Lista de tarefas
(A) Edite o texto escolhido e reproduza o trecho que vai desde “1. Mostra-se violado” até “termo mediante denúncia.”, inclusive, com “avalista” trocado por “garante”.
(B) Prossiga o texto escolhido a partir do ponto em que termina.

Texto escolhido
◇ ◇ ◇ ◇ ◇

V. Deve considerar-se perfeitamente válida e eficaz, pelo menos para a não renovação do contrato, declaração de um dos seus subscritores a solicitar a retirada do seu aval, quando o contrato depende em absoluto da prestação do aval de todos os intervenientes, sempre teve prazo certo e nele se prevê, desde o início, que qualquer das partes, por sua iniciativa, pode denunciá-lo através do meio usado pelo recorrente (carta registada com aviso de recepção). Sendo este contrato que funda o pacto de preenchimento de livrança invocado para este acto no título dado à execução, a denúncia daquela forma operada implica a caducidade da autorização de preenchimento da livrança no que aos recorrentes concerne.
1. Mostra-se violado o art. 10.º da LULL, do qual resulta a contrario sensu, que o preenchimento da letra pelo subscritor do pacto respectivo, contra este pacto – no caso, para além da sua vigência, no que ao recorrente concerne – pode ser-lhe oposta, já que demonstra inequívoca má-fé e, logicamente, falta grave.
VI. Mesmo que inexistissem as cláusulas referidas na conclusão anterior, deve sempre considerar-se válida a desvinculação ad nutum do avalista, face a eventual inexistência de convénio ou acordo nesse sentido, atenta a “repugnância, retratada no n.º 2 do art. 280.º do C. Civil”, da lei pelas obrigações “ad aeternum”, devendo julgar-se inerente às relações jurídicas de duração indeterminada a faculdade de se lhes pôr termo mediante denúncia.

◇ ◇ ◇ ◇ ◇

Extrato de dados
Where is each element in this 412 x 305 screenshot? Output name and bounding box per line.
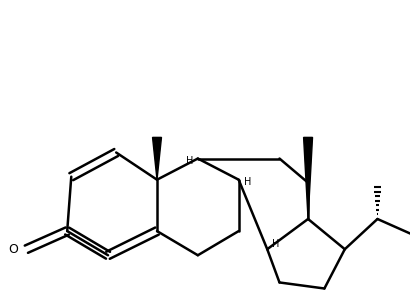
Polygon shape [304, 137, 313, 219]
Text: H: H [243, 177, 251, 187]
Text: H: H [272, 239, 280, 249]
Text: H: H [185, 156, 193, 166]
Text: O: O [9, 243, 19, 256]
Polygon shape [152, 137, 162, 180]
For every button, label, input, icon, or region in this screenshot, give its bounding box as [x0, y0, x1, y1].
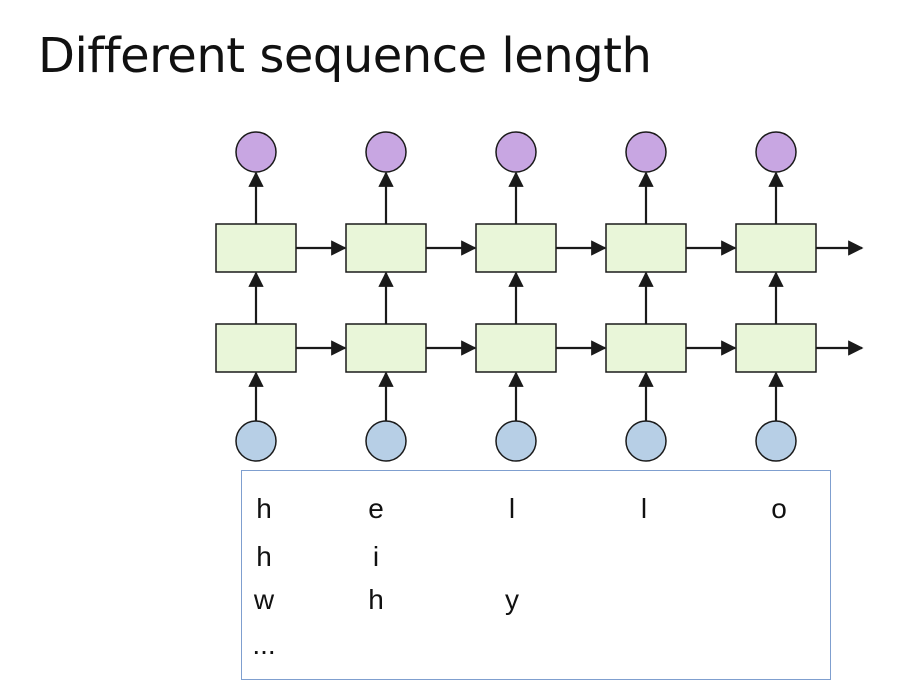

◇ ◇ ◇ ◇ ◇

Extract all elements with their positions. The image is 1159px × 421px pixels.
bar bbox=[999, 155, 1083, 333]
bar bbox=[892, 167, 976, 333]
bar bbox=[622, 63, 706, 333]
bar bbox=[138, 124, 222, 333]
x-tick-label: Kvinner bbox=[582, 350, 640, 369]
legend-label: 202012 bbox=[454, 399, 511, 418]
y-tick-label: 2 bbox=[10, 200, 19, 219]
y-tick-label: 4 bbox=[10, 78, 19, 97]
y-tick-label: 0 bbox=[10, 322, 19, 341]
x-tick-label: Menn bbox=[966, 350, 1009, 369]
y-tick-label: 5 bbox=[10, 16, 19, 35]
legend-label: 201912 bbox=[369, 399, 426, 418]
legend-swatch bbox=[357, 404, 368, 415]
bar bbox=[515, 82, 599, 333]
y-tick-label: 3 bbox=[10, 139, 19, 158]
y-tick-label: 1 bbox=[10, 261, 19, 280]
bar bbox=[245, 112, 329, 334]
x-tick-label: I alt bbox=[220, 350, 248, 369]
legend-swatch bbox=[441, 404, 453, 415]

◇ ◇ ◇ ◇ ◇

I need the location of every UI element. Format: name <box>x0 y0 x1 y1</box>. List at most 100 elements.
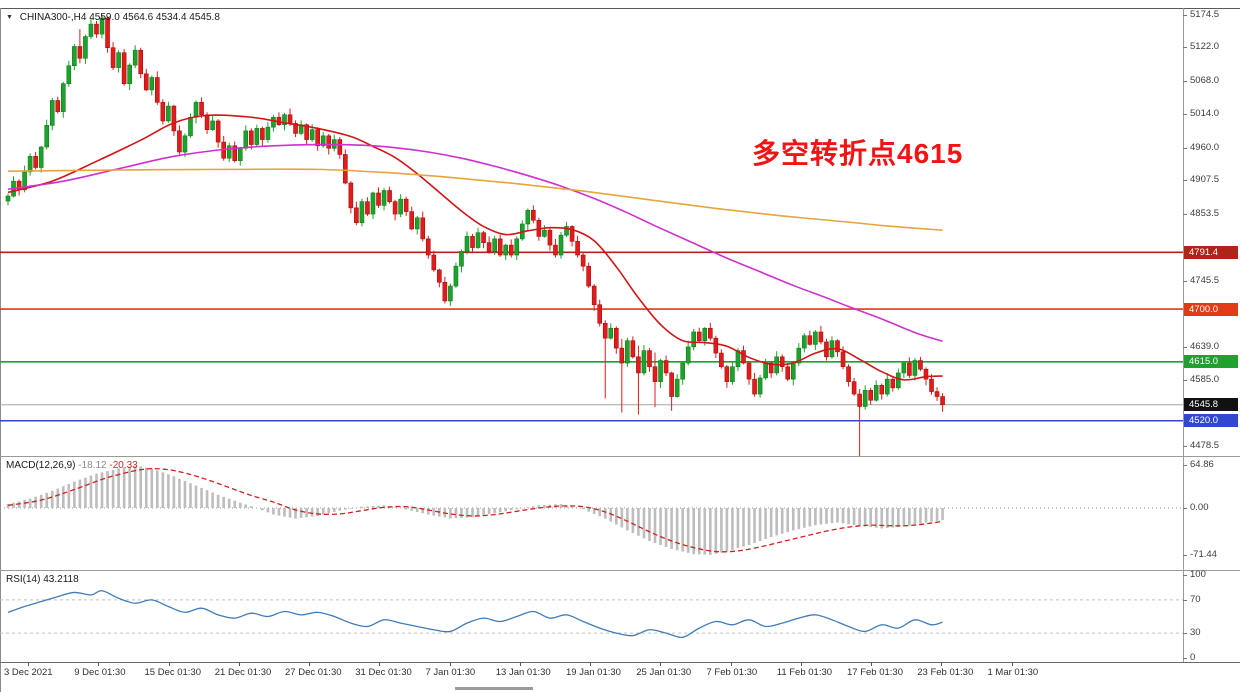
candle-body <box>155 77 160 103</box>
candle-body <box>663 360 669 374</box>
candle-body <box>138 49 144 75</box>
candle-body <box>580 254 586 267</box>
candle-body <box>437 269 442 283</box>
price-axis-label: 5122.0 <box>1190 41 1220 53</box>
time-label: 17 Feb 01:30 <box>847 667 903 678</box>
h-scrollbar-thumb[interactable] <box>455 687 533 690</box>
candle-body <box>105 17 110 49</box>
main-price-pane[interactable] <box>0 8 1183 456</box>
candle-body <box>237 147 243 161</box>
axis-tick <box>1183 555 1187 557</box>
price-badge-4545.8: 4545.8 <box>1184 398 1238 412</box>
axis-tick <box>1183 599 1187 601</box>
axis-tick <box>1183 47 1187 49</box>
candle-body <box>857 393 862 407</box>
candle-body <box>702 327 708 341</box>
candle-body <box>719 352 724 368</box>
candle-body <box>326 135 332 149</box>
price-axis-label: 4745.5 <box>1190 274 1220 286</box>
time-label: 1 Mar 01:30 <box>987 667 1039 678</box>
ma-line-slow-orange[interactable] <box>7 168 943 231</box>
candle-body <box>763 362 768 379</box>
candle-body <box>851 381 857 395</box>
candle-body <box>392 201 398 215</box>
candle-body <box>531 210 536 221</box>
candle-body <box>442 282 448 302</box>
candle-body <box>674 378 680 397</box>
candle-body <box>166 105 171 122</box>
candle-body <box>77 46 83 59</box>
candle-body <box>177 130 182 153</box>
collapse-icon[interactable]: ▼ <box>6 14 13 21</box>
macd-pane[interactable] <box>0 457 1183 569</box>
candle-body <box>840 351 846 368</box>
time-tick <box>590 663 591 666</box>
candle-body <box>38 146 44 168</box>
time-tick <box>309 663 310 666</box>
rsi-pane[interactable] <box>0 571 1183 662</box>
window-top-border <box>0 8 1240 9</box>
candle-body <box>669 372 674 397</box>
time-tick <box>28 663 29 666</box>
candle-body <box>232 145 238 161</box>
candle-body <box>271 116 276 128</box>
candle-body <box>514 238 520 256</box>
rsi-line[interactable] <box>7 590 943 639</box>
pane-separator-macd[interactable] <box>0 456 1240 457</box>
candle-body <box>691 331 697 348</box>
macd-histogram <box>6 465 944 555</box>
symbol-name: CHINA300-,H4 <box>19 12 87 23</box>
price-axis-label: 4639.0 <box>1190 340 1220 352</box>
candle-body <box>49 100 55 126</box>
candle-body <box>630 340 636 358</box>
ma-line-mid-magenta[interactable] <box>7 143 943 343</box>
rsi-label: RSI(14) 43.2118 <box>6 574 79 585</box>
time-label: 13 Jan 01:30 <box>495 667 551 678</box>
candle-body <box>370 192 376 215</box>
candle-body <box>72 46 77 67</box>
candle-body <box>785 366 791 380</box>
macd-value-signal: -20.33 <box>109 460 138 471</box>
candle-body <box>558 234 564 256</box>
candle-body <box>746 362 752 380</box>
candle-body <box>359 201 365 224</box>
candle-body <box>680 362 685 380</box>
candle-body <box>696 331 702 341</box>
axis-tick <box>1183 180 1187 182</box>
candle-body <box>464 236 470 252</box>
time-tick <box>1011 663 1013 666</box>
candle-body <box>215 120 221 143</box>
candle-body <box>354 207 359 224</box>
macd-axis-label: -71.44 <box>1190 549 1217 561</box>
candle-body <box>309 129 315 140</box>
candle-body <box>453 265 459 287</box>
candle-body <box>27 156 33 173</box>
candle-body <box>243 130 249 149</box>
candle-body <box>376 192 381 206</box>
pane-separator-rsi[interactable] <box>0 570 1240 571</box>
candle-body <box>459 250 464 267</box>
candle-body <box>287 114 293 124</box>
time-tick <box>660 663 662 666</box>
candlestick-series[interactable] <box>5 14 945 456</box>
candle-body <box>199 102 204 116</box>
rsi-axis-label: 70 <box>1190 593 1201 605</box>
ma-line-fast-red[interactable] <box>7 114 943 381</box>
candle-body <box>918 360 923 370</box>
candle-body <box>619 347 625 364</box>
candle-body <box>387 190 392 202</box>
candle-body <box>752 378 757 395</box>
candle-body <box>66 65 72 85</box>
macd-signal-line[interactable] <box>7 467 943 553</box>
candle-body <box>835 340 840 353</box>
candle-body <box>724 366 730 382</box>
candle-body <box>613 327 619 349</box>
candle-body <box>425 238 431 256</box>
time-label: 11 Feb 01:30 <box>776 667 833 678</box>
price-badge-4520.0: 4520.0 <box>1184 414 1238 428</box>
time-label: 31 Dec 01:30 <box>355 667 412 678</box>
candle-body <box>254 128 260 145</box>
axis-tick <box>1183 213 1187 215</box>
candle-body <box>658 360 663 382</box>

◇ ◇ ◇ ◇ ◇

Respostas
(A)
1. Mostra-se violado o art. 10.º da LULL, do qual resulta a contrario sensu, que o preenchimento da letra pelo subscritor do pacto respectivo, contra este pacto – no caso, para além da sua vigência, no que ao recorrente concerne – pode ser-lhe oposta, já que demonstra inequívoca má-fé e, logicamente, falta grave.
VI. Mesmo que inexistissem as cláusulas referidas na conclusão anterior, deve sempre considerar-se válida a desvinculação ad nutum do garante, face a eventual inexistência de convénio ou acordo nesse sentido, atenta a “repugnância, retratada no n.º 2 do art. 280.º do C. Civil”, da lei pelas obrigações “ad aeternum”, devendo julgar-se inerente às relações jurídicas de duração indeterminada a faculdade de se lhes pôr termo mediante denúncia.

(B)
1. Mostra-se violado o n.º 2 do art. 280.º do Código Civil, já que a tese de que o aval é irrevogável, convertendo-o assim em obrigação desprovida de limite de tempo é contrária à ordem pública, bem como a al. j) do art. 18.º do D. L. N.º 446/85 (Lei das Cláusulas Contratuais Gerais) que expressamente proíbe em absoluto a existência de cláusulas com tal conteúdo.
VII. A decisão que se pretende ver repudiada e se acusa nas anteriores conclusões IV e V, encerra uma interpretação inconstitucional do regime jurídico das letras e livranças, nomeadamente dos artigos 10.º e 17.º da Lei Uniforme respectiva, já que qualquer delas conduz à sonegação do acesso, pelo avalista, à tutela judiciária efectiva, deixando-o totalmente à mercê do avalizado e do credor, os quais, assim, até se podem conluiar para o prejudicarem a seu bel-prazer, sem que lhe seja permitido qualquer controle.
1. Mostra-se violado o Art. 20.º da C.R.P., o qual impunha a interpretação que se propugna nas conclusões referidas no corpo desta.

Colhidos os vistos cumpre apreciar e decidir.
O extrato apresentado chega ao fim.